Scan the records for the word "JSON". Copy each line that includes it.

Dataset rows
## Start

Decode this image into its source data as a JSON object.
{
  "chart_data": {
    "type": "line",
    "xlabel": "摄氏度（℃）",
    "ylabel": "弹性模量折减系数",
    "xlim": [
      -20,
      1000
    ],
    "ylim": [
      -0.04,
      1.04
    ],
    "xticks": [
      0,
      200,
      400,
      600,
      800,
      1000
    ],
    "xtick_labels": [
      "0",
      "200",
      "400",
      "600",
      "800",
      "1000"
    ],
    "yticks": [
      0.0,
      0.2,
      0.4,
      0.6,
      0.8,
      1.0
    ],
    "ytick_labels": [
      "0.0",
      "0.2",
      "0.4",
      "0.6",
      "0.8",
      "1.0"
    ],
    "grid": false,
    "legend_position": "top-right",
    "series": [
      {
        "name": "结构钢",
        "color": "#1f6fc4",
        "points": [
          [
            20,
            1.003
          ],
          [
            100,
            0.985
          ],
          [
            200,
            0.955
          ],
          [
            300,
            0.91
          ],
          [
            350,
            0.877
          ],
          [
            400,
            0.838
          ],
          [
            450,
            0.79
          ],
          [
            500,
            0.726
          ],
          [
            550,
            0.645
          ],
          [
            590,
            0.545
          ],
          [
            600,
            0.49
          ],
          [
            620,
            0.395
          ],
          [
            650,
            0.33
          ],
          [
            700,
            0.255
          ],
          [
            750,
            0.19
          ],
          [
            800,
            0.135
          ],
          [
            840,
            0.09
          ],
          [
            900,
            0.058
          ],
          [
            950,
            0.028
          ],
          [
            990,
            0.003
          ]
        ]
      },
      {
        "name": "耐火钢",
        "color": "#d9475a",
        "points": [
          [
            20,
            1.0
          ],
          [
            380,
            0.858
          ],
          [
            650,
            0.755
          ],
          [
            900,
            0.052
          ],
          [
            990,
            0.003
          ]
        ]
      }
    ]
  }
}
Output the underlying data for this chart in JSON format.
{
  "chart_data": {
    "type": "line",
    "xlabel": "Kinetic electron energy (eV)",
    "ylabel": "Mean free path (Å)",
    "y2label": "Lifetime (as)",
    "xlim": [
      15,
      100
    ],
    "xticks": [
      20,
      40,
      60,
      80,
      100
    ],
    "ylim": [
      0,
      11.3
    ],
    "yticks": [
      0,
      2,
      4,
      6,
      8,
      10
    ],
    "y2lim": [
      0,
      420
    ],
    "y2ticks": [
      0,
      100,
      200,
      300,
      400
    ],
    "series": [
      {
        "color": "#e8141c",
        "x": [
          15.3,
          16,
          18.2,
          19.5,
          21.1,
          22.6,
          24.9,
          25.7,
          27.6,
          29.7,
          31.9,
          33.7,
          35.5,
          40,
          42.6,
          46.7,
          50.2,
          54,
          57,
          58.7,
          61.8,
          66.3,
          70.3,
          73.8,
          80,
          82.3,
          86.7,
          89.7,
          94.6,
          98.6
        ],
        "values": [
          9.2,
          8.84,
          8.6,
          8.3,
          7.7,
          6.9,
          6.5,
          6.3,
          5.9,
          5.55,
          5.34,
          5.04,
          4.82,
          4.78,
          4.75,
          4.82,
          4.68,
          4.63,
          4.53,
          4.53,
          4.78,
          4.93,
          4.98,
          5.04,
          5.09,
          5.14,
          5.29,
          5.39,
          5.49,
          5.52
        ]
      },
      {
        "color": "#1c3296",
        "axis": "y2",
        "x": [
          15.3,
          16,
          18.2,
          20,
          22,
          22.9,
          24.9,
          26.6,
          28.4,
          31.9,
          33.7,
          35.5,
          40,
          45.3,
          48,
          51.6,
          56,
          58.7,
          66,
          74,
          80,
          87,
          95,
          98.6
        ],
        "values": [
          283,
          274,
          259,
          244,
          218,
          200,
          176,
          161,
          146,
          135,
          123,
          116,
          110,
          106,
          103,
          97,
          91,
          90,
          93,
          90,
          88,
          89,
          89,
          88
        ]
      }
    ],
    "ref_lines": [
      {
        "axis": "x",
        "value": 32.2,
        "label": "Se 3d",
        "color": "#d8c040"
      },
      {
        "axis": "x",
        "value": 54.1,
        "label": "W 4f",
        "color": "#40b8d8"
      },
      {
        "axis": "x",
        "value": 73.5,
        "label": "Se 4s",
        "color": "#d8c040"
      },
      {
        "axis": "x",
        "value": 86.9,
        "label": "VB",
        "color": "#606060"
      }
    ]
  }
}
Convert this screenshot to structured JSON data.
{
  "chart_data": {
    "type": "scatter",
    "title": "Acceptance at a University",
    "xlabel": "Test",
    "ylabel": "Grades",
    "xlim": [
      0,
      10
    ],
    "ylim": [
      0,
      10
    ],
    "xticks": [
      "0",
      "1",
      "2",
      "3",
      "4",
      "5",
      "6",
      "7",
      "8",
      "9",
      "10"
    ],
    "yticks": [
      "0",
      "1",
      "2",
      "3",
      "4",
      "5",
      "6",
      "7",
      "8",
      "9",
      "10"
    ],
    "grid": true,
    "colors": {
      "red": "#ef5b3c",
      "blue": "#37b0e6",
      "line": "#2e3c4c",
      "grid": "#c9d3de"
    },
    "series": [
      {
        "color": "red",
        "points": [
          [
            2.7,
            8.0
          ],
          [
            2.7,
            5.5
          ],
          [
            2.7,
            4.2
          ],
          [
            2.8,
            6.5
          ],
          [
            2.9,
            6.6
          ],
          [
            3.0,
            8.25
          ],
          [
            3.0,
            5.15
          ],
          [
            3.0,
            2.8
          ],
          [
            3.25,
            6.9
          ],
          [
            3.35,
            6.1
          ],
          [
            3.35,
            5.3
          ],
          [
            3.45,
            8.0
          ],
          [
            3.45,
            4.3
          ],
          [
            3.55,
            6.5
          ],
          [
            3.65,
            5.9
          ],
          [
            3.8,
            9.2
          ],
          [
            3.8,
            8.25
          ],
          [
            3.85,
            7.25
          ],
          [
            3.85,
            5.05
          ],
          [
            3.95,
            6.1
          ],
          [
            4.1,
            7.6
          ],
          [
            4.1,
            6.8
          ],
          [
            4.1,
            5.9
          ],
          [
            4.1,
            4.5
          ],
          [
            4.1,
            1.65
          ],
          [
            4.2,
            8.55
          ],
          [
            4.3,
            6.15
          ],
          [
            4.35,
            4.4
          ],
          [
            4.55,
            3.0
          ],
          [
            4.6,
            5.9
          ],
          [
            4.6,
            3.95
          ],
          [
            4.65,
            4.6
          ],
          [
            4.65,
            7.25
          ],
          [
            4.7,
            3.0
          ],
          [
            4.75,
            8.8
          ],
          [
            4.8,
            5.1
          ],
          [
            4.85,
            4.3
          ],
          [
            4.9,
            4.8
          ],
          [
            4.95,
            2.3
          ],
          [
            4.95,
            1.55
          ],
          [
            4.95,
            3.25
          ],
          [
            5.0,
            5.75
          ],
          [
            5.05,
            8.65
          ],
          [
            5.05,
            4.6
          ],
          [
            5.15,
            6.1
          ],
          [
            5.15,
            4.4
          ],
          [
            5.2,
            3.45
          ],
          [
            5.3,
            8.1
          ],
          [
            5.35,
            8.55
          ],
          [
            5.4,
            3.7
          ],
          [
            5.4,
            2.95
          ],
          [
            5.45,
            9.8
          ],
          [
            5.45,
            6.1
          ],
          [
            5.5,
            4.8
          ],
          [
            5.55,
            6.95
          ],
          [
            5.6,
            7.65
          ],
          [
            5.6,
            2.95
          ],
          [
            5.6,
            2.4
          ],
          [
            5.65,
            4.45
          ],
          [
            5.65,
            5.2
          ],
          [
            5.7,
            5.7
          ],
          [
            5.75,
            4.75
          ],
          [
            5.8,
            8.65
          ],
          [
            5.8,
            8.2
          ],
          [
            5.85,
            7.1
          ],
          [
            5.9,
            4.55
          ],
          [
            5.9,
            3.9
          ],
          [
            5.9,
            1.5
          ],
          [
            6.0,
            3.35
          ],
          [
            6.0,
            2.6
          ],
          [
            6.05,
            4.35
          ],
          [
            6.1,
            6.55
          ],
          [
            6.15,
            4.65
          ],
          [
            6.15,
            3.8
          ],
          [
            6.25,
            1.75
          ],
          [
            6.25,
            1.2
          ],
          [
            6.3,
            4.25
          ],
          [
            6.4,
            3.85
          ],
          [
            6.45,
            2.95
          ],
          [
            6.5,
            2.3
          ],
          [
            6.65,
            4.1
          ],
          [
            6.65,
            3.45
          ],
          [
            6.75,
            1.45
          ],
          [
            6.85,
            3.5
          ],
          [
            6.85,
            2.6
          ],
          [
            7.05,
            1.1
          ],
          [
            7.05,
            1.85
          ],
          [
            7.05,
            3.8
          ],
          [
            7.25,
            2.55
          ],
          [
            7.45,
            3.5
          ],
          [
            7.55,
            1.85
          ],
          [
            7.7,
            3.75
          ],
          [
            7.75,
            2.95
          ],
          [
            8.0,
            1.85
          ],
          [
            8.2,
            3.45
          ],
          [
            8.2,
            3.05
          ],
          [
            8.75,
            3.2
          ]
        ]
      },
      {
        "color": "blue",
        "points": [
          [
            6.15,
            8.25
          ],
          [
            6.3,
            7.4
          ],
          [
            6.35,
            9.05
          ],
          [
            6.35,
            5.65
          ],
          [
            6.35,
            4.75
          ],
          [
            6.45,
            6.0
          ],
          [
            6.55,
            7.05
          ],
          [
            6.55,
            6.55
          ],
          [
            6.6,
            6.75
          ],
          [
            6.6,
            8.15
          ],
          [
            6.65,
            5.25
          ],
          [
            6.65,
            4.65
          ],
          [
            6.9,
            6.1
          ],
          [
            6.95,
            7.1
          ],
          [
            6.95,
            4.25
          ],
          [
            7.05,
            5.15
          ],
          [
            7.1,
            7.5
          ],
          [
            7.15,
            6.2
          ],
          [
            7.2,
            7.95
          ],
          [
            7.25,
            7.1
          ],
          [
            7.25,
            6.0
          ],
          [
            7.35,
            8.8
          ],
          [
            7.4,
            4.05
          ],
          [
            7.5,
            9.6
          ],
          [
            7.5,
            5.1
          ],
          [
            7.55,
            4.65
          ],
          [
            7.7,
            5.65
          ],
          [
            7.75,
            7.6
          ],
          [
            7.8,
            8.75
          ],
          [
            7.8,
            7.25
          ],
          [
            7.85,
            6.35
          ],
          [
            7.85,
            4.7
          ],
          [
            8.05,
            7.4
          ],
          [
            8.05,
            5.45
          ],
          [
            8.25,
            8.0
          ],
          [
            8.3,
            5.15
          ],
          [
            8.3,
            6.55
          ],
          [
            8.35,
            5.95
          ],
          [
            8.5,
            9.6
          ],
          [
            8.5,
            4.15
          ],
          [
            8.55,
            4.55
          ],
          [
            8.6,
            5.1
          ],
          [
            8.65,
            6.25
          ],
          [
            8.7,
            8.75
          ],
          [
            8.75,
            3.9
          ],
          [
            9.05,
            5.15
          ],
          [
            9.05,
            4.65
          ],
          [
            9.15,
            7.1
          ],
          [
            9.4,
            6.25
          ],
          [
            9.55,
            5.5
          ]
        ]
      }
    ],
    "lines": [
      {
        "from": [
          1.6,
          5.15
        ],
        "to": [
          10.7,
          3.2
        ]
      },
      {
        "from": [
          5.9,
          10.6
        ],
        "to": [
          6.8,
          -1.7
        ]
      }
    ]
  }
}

## End

> [Task output]
Decode this image into its source data as a JSON object.
Output the underlying data for this chart in JSON format.
Convert this screenshot to structured JSON data.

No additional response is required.